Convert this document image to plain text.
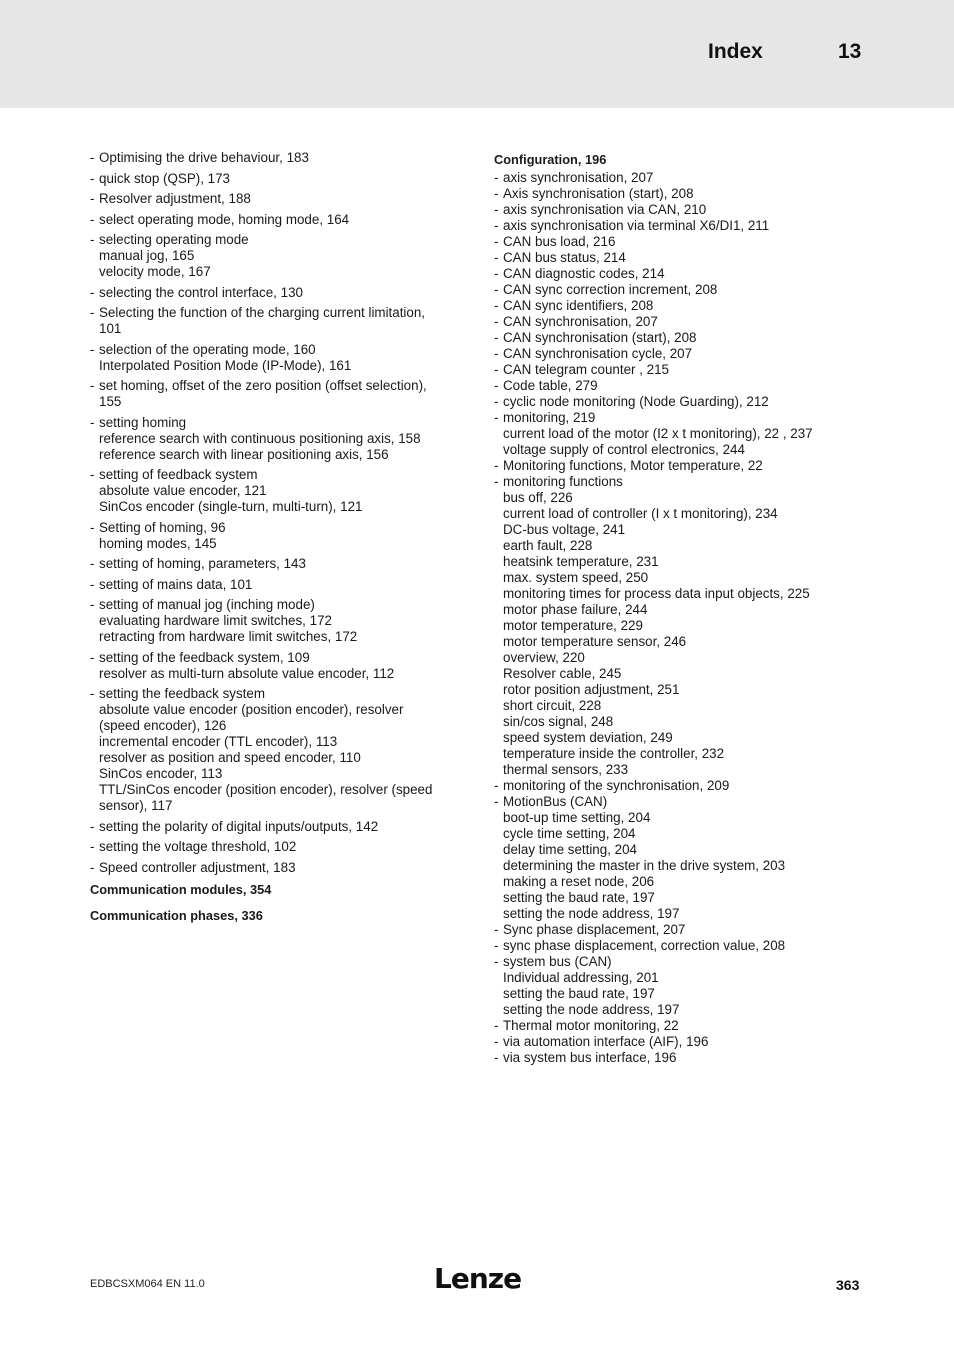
Index	13
- Optimising the drive behaviour, 183
- quick stop (QSP), 173
- Resolver adjustment, 188
- select operating mode, homing mode, 164
- selecting operating mode
manual jog, 165
velocity mode, 167
- selecting the control interface, 130
- Selecting the function of the charging current limitation,
101
- selection of the operating mode, 160
Interpolated Position Mode (IP-Mode), 161
- set homing, offset of the zero position (offset selection),
155
- setting homing
reference search with continuous positioning axis, 158
reference search with linear positioning axis, 156
- setting of feedback system
absolute value encoder, 121
SinCos encoder (single-turn, multi-turn), 121
- Setting of homing, 96
homing modes, 145
- setting of homing, parameters, 143
- setting of mains data, 101
- setting of manual jog (inching mode)
evaluating hardware limit switches, 172
retracting from hardware limit switches, 172
- setting of the feedback system, 109
resolver as multi-turn absolute value encoder, 112
- setting the feedback system
absolute value encoder (position encoder), resolver
(speed encoder), 126
incremental encoder (TTL encoder), 113
resolver as position and speed encoder, 110
SinCos encoder, 113
TTL/SinCos encoder (position encoder), resolver (speed
sensor), 117
- setting the polarity of digital inputs/outputs, 142
- setting the voltage threshold, 102
- Speed controller adjustment, 183
Communication modules, 354
Communication phases, 336
Configuration, 196
- axis synchronisation, 207
- Axis synchronisation (start), 208
- axis synchronisation via CAN, 210
- axis synchronisation via terminal X6/DI1, 211
- CAN bus load, 216
- CAN bus status, 214
- CAN diagnostic codes, 214
- CAN sync correction increment, 208
- CAN sync identifiers, 208
- CAN synchronisation, 207
- CAN synchronisation (start), 208
- CAN synchronisation cycle, 207
- CAN telegram counter , 215
- Code table, 279
- cyclic node monitoring (Node Guarding), 212
- monitoring, 219
current load of the motor (I2 x t monitoring), 22 , 237
voltage supply of control electronics, 244
- Monitoring functions, Motor temperature, 22
- monitoring functions
bus off, 226
current load of controller (I x t monitoring), 234
DC-bus voltage, 241
earth fault, 228
heatsink temperature, 231
max. system speed, 250
monitoring times for process data input objects, 225
motor phase failure, 244
motor temperature, 229
motor temperature sensor, 246
overview, 220
Resolver cable, 245
rotor position adjustment, 251
short circuit, 228
sin/cos signal, 248
speed system deviation, 249
temperature inside the controller, 232
thermal sensors, 233
- monitoring of the synchronisation, 209
- MotionBus (CAN)
boot-up time setting, 204
cycle time setting, 204
delay time setting, 204
determining the master in the drive system, 203
making a reset node, 206
setting the baud rate, 197
setting the node address, 197
- Sync phase displacement, 207
- sync phase displacement, correction value, 208
- system bus (CAN)
Individual addressing, 201
setting the baud rate, 197
setting the node address, 197
- Thermal motor monitoring, 22
- via automation interface (AIF), 196
- via system bus interface, 196
EDBCSXM064 EN 11.0	Lenze	363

THE TASK
Find "data". Copy every line it occurs in.

WORKED ANSWER
- setting of mains data, 101
monitoring times for process data input objects, 225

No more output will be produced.